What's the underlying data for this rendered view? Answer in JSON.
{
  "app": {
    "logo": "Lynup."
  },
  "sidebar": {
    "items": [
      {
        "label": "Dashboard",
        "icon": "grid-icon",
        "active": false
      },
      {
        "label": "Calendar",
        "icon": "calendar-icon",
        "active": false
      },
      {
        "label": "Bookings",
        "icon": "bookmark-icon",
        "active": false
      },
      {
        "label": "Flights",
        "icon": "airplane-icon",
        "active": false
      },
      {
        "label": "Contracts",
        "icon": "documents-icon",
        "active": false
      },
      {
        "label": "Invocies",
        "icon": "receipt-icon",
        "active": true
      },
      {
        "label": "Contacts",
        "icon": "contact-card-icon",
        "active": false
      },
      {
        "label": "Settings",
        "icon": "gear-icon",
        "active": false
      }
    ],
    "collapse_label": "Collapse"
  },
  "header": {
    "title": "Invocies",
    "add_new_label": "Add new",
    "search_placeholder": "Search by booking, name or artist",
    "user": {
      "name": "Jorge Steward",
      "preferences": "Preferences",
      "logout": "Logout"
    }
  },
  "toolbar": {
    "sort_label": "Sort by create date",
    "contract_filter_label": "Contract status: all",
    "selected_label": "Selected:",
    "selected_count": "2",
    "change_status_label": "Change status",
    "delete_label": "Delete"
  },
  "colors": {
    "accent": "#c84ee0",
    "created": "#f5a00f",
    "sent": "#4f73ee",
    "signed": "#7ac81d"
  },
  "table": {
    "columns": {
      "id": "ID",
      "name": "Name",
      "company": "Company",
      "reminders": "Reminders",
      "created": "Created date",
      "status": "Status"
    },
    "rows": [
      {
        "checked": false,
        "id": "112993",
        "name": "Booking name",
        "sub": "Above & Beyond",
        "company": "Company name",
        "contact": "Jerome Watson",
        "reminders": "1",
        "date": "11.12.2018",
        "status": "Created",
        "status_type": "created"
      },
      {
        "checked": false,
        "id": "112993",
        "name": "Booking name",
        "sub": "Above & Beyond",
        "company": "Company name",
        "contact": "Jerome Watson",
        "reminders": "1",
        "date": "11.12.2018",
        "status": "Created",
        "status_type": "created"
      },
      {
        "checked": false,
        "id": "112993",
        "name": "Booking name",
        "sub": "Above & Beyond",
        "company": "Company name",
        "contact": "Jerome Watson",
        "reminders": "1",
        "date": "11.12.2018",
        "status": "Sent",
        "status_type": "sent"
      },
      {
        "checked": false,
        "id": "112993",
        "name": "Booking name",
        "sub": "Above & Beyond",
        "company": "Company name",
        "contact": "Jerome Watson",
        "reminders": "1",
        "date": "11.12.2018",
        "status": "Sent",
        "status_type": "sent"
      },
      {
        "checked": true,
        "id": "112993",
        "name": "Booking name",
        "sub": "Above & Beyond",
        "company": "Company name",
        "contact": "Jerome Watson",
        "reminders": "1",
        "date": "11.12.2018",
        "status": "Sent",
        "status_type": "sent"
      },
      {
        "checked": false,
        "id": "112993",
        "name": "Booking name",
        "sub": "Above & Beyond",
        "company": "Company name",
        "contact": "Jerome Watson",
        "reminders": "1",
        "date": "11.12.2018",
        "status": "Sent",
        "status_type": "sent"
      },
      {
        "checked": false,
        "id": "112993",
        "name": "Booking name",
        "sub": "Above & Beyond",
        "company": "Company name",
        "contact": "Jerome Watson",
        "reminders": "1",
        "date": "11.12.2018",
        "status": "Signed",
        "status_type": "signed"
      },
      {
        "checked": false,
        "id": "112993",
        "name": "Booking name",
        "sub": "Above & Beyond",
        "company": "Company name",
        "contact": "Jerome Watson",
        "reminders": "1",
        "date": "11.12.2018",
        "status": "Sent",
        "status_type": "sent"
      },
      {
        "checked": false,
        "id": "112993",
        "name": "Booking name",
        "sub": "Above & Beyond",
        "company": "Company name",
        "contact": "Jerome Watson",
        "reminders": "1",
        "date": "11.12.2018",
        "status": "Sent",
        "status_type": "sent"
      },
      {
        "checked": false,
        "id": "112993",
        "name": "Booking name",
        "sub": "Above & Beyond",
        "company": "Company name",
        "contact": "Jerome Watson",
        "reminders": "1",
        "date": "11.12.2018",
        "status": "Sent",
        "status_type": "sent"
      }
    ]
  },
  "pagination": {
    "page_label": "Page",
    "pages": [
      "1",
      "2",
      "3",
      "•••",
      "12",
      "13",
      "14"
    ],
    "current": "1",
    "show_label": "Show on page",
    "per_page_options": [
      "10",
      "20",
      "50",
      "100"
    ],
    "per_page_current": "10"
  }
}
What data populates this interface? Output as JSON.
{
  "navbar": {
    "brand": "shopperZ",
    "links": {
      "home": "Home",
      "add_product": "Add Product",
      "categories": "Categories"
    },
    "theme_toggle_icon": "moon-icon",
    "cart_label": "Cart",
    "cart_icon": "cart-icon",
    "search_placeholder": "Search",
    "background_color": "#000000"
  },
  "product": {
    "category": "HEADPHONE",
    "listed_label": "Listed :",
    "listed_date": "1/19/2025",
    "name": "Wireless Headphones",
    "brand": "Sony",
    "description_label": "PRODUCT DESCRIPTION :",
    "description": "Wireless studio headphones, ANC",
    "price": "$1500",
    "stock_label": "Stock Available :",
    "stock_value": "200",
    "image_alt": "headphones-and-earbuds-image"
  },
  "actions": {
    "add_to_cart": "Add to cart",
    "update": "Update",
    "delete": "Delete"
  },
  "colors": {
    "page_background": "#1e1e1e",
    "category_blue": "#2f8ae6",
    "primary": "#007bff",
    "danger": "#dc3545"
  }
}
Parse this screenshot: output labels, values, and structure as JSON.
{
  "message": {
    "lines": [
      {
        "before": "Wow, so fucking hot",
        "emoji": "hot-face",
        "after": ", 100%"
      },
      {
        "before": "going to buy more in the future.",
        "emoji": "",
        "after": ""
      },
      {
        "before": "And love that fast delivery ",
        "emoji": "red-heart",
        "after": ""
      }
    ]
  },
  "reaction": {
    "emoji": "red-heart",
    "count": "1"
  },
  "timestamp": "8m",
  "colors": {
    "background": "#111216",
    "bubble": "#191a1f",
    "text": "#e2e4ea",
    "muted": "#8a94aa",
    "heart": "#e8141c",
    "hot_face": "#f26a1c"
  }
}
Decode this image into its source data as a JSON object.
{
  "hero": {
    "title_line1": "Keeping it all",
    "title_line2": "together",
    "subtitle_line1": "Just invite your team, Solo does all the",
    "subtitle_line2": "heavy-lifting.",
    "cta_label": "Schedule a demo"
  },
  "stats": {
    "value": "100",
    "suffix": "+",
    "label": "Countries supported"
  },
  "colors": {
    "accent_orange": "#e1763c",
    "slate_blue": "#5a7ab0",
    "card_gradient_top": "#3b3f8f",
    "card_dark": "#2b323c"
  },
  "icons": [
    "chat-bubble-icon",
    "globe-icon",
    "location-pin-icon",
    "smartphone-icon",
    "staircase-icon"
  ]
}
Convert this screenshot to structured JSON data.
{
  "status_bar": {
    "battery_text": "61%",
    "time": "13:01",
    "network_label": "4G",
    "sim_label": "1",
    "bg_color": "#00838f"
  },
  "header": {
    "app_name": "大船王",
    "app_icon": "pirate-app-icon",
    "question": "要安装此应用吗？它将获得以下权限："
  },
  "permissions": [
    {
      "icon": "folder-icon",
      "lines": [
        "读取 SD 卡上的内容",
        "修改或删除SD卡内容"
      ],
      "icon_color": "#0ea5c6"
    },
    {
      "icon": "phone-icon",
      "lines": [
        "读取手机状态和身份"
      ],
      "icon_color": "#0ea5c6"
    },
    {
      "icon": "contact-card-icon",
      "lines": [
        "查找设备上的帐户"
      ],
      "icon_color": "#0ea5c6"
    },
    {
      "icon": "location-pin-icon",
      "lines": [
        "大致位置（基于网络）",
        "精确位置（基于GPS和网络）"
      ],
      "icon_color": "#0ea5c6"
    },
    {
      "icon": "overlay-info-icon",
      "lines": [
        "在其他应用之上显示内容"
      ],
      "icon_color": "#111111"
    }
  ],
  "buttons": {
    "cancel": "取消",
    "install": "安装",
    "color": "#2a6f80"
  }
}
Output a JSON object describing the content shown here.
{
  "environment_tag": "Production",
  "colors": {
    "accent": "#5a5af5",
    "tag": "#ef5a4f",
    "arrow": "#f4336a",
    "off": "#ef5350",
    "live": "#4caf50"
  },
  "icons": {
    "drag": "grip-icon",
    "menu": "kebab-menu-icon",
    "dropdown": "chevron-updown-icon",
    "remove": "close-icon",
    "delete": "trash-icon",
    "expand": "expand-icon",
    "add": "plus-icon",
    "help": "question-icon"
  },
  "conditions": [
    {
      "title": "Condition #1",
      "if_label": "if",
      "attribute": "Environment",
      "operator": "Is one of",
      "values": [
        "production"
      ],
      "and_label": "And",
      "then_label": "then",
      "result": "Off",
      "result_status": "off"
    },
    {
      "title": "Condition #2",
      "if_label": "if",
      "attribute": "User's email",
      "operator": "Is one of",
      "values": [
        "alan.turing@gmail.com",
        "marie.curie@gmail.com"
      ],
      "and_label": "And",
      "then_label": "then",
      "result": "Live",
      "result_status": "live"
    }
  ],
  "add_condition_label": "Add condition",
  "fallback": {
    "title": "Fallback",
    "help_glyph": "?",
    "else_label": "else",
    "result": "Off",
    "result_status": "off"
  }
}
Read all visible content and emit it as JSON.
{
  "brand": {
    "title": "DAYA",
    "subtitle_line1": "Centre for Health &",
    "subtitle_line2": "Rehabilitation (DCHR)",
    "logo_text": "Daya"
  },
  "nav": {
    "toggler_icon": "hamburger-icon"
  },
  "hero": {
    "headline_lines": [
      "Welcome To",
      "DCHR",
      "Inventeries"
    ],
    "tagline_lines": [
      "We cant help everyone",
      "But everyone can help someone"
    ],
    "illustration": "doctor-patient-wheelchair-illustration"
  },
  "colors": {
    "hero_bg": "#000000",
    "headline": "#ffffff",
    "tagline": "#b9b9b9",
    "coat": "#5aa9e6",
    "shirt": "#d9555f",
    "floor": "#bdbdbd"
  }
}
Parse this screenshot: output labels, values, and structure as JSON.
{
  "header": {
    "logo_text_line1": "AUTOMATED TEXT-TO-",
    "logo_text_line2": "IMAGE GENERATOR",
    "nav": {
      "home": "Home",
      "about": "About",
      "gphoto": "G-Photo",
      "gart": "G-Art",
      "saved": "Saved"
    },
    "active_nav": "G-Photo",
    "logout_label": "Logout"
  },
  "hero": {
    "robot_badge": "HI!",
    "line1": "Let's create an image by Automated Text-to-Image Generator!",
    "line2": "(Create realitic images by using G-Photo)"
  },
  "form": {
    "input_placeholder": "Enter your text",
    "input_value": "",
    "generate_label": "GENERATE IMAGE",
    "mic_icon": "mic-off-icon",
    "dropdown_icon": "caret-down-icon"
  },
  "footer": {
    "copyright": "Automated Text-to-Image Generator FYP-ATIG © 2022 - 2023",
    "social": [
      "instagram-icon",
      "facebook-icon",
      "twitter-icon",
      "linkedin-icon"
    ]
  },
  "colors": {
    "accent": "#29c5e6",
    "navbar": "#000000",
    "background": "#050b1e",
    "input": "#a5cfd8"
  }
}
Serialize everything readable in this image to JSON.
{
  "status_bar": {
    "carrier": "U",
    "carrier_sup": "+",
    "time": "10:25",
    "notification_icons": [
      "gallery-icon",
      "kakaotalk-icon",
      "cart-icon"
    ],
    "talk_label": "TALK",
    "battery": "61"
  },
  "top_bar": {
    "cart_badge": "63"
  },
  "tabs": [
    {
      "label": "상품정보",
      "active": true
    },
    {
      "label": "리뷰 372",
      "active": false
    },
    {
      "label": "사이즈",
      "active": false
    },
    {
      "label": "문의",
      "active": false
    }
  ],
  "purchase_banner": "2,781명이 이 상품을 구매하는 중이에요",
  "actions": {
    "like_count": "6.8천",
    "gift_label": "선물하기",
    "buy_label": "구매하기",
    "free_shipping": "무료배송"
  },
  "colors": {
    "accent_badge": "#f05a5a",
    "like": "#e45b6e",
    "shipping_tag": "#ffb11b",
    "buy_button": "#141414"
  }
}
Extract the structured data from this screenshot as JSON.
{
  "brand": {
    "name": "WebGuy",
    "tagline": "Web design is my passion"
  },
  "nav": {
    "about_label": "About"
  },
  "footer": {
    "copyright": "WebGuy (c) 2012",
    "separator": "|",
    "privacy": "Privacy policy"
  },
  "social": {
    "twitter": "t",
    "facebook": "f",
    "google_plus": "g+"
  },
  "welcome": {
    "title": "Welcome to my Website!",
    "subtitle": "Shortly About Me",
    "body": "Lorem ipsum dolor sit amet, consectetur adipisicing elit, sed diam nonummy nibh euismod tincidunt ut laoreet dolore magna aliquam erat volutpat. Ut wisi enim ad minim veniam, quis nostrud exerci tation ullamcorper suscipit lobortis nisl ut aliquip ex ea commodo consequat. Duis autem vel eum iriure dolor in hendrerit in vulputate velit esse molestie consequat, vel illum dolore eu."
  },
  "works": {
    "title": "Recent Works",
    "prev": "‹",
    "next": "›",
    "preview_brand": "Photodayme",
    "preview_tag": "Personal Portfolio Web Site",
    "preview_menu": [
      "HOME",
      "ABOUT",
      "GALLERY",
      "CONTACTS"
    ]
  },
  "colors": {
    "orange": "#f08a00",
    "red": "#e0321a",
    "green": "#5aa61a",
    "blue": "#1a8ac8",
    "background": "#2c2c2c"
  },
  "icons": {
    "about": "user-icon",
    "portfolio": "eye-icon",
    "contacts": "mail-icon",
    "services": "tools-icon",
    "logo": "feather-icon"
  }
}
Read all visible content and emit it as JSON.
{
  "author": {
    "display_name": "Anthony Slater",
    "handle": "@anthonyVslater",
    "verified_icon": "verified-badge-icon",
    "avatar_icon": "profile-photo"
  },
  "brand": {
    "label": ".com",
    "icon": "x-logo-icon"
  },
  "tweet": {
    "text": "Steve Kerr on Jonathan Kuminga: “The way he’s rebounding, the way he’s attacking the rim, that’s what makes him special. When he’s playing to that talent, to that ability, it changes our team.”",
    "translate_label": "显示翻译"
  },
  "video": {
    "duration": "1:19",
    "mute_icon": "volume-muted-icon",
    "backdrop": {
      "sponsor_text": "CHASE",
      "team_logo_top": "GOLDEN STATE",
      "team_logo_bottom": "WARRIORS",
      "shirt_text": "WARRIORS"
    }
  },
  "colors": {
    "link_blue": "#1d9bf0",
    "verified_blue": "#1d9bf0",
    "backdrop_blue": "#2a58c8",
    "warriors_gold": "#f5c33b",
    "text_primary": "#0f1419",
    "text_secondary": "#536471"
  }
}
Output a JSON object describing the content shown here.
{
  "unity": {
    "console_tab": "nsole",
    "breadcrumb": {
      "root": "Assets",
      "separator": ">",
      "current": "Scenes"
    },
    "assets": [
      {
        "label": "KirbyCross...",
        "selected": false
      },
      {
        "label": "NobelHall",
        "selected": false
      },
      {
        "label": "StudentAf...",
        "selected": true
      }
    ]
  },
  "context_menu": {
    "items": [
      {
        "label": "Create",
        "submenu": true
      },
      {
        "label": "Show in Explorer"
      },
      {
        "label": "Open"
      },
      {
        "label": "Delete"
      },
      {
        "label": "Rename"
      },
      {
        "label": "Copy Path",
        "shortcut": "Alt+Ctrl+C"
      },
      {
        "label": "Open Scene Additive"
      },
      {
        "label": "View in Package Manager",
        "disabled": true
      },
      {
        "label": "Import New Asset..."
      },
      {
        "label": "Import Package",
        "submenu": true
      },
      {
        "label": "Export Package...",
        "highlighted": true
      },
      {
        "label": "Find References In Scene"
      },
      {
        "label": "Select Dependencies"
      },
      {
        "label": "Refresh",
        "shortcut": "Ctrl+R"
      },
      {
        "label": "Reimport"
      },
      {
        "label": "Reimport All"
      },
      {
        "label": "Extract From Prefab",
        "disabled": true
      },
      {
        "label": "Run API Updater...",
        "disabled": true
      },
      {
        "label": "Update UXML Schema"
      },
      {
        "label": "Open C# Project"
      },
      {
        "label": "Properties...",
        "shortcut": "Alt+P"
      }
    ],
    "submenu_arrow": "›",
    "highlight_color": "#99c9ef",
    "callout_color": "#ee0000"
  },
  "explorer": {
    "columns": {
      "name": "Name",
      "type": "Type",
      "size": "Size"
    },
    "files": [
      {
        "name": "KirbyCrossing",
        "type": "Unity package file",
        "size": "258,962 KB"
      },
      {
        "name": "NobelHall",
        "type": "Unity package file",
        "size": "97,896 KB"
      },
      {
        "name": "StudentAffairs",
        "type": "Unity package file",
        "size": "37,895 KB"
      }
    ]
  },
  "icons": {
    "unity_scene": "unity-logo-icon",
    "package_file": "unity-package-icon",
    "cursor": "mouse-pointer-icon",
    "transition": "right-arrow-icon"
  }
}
════════════════════
_Objective_.
Collect every line with the string "heart" from the records, and copy each.

_Written answer_.
        "emoji": "red-heart",
    "emoji": "red-heart",
    "heart": "#e8141c",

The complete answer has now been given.